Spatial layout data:
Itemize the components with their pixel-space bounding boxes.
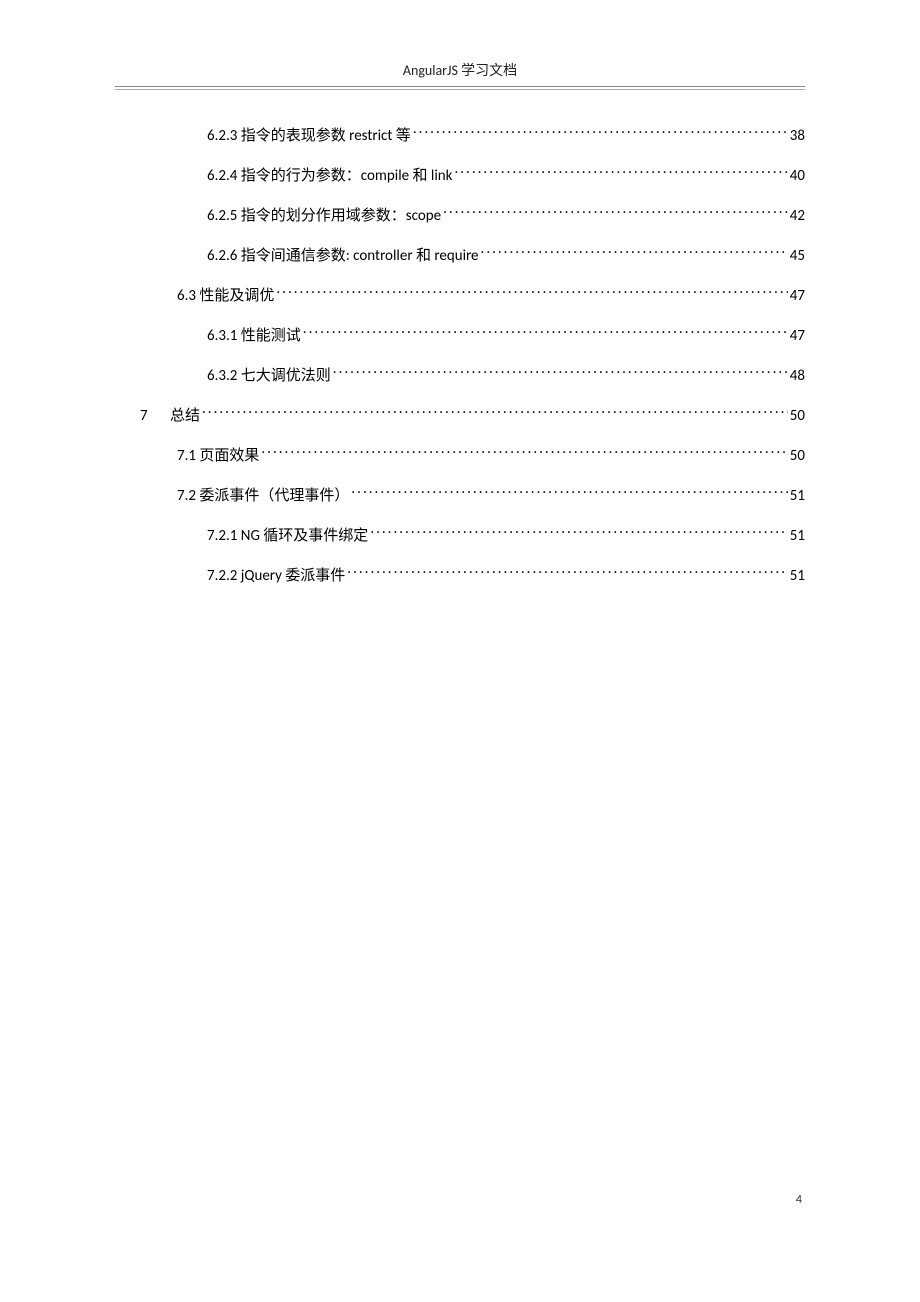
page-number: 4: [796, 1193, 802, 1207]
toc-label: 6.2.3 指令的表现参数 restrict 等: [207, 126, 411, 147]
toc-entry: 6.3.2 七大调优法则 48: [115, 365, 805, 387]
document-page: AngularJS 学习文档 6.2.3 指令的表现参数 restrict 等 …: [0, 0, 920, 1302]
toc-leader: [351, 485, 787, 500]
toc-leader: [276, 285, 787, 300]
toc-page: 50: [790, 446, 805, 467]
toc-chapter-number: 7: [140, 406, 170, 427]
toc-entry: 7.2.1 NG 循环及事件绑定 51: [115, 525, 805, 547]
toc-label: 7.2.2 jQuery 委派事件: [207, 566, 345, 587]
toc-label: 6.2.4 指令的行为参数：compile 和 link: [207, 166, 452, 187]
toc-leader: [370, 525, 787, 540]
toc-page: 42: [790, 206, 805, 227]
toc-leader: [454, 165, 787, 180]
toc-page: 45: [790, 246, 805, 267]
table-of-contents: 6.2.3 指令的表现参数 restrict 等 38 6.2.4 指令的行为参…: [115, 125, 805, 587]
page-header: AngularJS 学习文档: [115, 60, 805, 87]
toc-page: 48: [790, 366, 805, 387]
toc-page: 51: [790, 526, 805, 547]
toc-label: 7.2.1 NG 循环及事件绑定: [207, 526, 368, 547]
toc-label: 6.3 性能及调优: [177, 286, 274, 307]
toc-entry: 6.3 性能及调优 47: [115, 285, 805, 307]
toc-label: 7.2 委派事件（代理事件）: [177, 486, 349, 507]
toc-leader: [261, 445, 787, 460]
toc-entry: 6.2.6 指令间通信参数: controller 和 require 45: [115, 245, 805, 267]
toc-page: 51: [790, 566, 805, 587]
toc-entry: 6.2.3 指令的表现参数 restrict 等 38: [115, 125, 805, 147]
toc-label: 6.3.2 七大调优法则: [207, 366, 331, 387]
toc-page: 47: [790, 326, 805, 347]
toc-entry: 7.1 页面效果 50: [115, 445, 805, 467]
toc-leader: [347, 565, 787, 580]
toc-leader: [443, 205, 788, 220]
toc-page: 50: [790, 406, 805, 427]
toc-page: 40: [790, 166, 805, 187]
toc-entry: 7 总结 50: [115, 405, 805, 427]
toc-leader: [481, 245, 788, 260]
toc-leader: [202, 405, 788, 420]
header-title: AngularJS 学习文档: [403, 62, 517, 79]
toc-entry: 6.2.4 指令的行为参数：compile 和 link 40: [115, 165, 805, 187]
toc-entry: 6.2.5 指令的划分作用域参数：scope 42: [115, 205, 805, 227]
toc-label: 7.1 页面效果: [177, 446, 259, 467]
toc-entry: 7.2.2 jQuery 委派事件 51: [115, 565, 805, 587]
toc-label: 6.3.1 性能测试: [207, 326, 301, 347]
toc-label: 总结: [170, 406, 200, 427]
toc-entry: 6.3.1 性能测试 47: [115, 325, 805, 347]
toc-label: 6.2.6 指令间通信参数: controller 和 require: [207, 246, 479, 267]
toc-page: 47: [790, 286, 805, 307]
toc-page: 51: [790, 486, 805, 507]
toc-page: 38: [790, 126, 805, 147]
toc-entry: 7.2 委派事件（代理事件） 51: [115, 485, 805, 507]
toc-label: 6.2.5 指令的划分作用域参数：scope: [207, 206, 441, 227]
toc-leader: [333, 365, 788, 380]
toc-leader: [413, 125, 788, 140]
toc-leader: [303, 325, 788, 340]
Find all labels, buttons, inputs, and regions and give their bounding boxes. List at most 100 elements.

* * *

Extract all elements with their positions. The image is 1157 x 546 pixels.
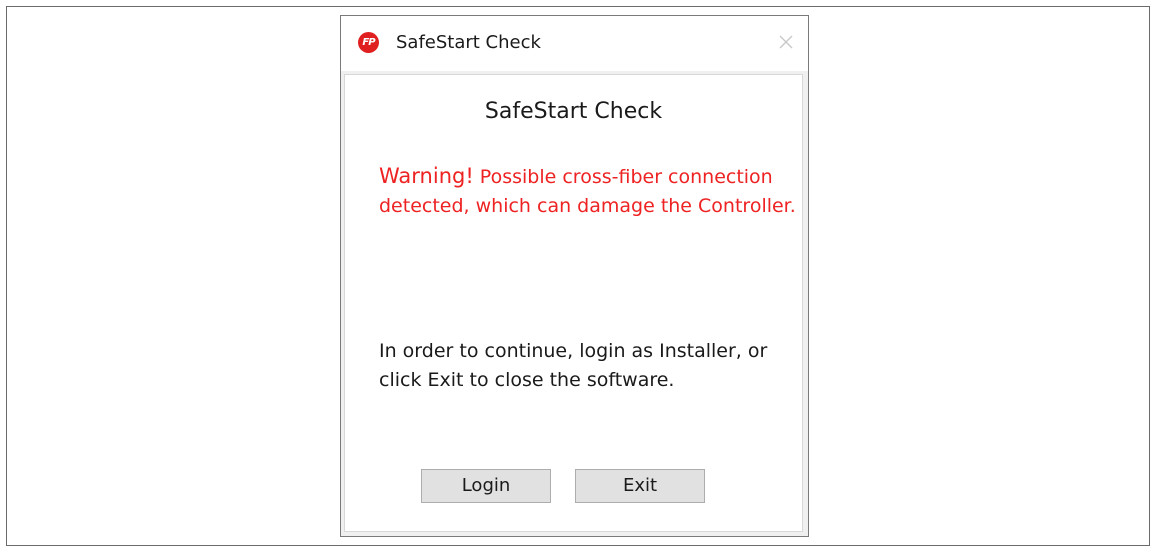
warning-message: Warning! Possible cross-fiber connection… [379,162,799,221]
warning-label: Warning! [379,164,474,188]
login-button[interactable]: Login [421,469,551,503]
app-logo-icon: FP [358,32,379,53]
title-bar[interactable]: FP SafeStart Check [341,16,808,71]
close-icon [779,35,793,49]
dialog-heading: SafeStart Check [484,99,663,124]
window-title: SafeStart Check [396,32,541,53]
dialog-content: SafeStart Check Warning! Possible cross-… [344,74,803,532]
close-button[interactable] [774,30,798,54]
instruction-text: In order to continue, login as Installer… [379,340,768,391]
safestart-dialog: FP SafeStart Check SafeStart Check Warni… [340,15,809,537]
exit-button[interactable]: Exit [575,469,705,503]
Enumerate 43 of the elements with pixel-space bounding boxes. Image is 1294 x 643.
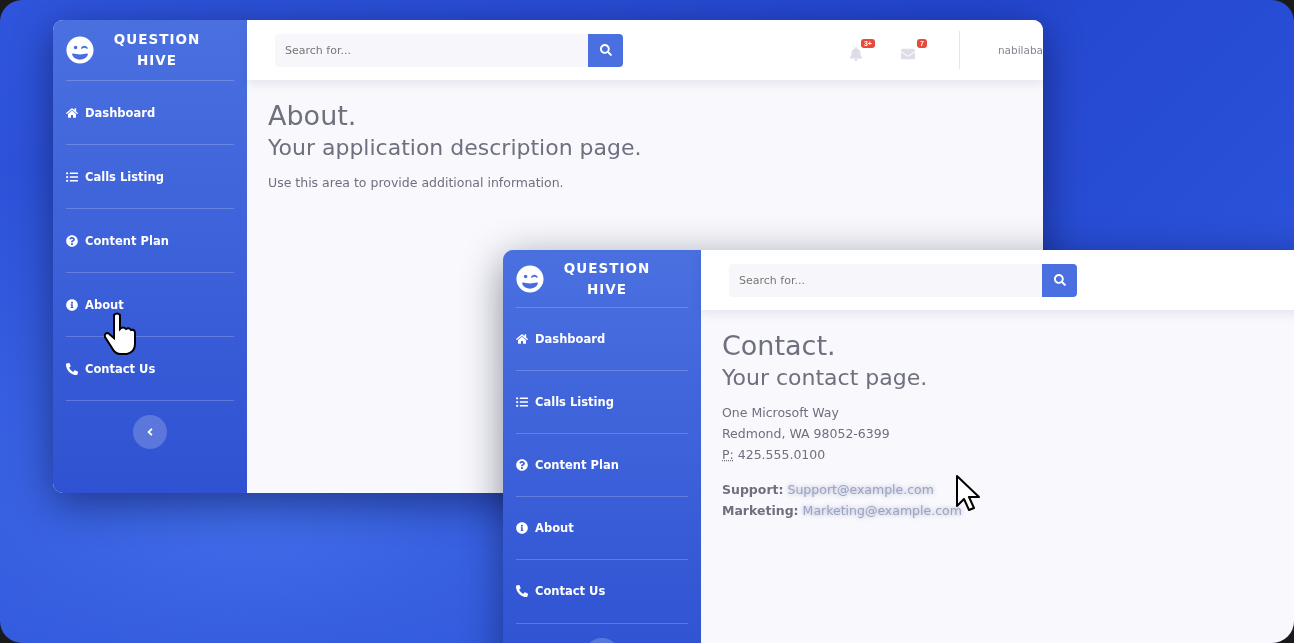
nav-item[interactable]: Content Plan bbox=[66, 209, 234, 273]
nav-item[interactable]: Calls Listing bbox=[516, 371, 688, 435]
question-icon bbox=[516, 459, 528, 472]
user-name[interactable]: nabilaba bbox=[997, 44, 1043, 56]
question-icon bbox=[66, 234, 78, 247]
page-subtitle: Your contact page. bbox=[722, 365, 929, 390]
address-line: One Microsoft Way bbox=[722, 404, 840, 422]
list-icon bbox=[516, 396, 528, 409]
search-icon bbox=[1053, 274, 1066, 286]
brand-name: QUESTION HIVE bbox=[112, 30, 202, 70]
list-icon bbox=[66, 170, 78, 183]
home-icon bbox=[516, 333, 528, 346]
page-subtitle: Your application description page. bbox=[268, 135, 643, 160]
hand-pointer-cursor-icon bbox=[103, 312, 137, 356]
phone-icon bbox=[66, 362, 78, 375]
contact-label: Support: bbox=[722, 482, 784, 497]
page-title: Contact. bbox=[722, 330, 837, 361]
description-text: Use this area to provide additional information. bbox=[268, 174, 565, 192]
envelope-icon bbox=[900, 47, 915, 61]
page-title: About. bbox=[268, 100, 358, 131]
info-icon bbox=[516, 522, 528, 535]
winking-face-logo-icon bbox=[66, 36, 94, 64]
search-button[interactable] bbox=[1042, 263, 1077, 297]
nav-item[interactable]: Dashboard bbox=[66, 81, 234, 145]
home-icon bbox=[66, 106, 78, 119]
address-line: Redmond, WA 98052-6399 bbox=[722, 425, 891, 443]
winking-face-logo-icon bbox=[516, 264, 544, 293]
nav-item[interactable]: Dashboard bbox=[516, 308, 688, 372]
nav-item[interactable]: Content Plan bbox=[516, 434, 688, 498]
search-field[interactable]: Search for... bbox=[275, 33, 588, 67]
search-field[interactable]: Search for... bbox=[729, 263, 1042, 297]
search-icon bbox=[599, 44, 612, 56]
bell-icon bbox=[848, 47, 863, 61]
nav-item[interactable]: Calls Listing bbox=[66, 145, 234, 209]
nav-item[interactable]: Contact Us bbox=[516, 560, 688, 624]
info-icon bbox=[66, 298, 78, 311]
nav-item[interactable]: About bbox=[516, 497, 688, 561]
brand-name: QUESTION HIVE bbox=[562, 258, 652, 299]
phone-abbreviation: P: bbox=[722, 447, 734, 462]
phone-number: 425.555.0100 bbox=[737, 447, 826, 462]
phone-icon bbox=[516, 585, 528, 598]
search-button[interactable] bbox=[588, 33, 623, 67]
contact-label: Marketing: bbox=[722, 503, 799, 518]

Problem description: Please present the listing lines between the one containing "nav-item[interactable]: Content Plan bbox=[66, 209, 234, 273]" and the one containing "user-name[interactable]: nabilaba bbox=[997, 44, 1043, 56]", inclusive, as a Markdown table with the columns Row and Listing line, leaving out any blank lines.

Worked answer:
| Row | Listing line |
|---|---|
| 1 | nav-item[interactable]: Content Plan bbox=[66, 209, 234, 273] |
| 2 | nav-item[interactable]: Calls Listing bbox=[516, 371, 688, 435] |
| 3 | question-icon bbox=[516, 459, 528, 472] |
| 4 | user-name[interactable]: nabilaba bbox=[997, 44, 1043, 56] |